(Stored data)
------------------------------------------------------------

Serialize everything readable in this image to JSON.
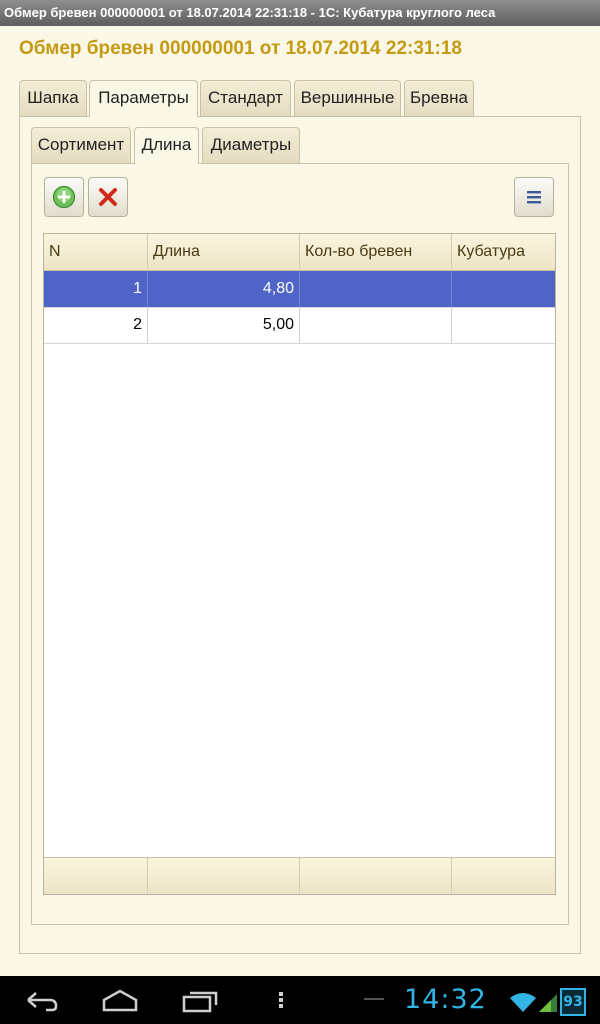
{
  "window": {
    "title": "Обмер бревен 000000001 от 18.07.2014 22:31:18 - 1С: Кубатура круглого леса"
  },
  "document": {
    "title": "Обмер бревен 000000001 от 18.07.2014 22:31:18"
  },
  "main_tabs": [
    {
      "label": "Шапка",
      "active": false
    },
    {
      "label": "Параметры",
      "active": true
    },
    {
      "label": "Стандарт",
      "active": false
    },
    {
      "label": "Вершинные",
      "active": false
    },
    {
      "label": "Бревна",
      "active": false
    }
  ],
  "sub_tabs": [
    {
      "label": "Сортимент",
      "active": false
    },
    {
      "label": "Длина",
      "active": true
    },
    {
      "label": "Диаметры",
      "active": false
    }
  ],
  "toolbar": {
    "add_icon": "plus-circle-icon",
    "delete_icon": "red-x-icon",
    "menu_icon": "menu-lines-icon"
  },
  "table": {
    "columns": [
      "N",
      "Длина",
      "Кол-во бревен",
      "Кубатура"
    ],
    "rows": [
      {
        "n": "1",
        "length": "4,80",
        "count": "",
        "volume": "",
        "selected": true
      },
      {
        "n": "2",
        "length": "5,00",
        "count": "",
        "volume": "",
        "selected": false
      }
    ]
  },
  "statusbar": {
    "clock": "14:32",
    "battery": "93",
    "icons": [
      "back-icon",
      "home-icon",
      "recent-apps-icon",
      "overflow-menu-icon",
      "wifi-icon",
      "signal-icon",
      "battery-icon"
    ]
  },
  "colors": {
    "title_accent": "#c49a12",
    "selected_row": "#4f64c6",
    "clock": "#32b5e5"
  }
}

------------------------------------------------------------

Of the lines in the data above, how many contain the word "бревен"? Give only that figure.

3